What the exercise asks: Write out the data word for word, beginning with its first line and ending with the line that contains "svg-text:+: + <box>1169 206 1177 222</box>", with both of those lines included.

____________

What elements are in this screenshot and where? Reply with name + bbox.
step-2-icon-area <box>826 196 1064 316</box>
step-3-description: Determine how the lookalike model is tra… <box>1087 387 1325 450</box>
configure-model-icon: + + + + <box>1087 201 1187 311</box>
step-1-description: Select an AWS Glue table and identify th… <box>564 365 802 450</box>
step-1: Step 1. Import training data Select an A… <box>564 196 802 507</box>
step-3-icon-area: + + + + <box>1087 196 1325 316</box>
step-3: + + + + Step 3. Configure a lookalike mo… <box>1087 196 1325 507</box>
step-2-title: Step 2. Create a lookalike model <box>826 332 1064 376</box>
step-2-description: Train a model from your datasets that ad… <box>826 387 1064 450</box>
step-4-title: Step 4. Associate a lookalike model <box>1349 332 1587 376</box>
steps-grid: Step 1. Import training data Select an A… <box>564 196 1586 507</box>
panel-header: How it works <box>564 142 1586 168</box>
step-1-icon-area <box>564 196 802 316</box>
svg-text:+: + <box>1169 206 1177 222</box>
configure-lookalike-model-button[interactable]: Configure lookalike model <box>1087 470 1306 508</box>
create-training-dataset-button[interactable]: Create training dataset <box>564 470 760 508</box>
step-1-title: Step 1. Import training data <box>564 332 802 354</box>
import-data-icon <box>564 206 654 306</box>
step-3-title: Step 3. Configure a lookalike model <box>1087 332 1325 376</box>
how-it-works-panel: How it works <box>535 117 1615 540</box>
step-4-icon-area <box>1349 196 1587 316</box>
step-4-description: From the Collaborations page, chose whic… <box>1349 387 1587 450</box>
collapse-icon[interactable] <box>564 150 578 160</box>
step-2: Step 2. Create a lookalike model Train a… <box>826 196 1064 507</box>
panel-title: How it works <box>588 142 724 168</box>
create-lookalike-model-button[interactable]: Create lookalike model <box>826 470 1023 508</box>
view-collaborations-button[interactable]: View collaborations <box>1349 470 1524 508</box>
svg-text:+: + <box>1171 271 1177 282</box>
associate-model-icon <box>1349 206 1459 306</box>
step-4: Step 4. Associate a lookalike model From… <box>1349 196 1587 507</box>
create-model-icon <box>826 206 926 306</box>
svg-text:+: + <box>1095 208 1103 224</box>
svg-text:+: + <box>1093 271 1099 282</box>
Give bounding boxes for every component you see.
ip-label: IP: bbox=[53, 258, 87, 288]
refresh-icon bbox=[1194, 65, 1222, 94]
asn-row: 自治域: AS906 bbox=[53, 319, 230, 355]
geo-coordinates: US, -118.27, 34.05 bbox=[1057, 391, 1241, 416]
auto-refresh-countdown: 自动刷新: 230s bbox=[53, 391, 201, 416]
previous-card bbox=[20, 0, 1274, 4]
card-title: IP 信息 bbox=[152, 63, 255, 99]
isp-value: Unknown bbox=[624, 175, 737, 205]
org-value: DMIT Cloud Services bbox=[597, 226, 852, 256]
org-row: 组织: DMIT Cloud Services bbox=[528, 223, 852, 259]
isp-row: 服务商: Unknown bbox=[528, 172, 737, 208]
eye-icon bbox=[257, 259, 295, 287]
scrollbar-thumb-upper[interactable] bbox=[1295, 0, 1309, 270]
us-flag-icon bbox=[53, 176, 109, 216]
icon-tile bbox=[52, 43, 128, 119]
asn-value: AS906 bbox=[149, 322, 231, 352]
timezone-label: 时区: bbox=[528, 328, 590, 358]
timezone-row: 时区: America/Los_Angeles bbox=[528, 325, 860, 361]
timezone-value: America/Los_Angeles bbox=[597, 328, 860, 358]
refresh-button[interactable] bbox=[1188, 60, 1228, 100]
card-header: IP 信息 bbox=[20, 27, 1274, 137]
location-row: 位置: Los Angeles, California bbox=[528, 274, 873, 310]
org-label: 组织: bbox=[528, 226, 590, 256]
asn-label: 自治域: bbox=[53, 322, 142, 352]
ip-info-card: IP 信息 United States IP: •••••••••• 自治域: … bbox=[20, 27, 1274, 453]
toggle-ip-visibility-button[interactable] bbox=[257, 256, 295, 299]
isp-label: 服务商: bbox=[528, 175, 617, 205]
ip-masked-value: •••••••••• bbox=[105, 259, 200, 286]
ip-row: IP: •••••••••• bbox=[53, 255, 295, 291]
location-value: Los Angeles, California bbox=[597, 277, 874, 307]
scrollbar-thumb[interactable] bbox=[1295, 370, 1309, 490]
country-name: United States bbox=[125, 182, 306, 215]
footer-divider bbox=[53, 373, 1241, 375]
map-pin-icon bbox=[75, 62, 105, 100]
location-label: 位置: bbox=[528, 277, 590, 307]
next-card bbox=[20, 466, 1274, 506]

____________

Exercise output:
What elements are in this screenshot and where? Reply with name + bbox.
step-2-icon-area <box>826 196 1064 316</box>
step-3-description: Determine how the lookalike model is tra… <box>1087 387 1325 450</box>
configure-model-icon: + + + + <box>1087 201 1187 311</box>
step-1-description: Select an AWS Glue table and identify th… <box>564 365 802 450</box>
step-1: Step 1. Import training data Select an A… <box>564 196 802 507</box>
step-3-icon-area: + + + + <box>1087 196 1325 316</box>
step-3: + + + + Step 3. Configure a lookalike mo… <box>1087 196 1325 507</box>
step-2-title: Step 2. Create a lookalike model <box>826 332 1064 376</box>
step-2-description: Train a model from your datasets that ad… <box>826 387 1064 450</box>
step-4-title: Step 4. Associate a lookalike model <box>1349 332 1587 376</box>
steps-grid: Step 1. Import training data Select an A… <box>564 196 1586 507</box>
panel-header: How it works <box>564 142 1586 168</box>
step-1-icon-area <box>564 196 802 316</box>
svg-text:+: + <box>1169 206 1177 222</box>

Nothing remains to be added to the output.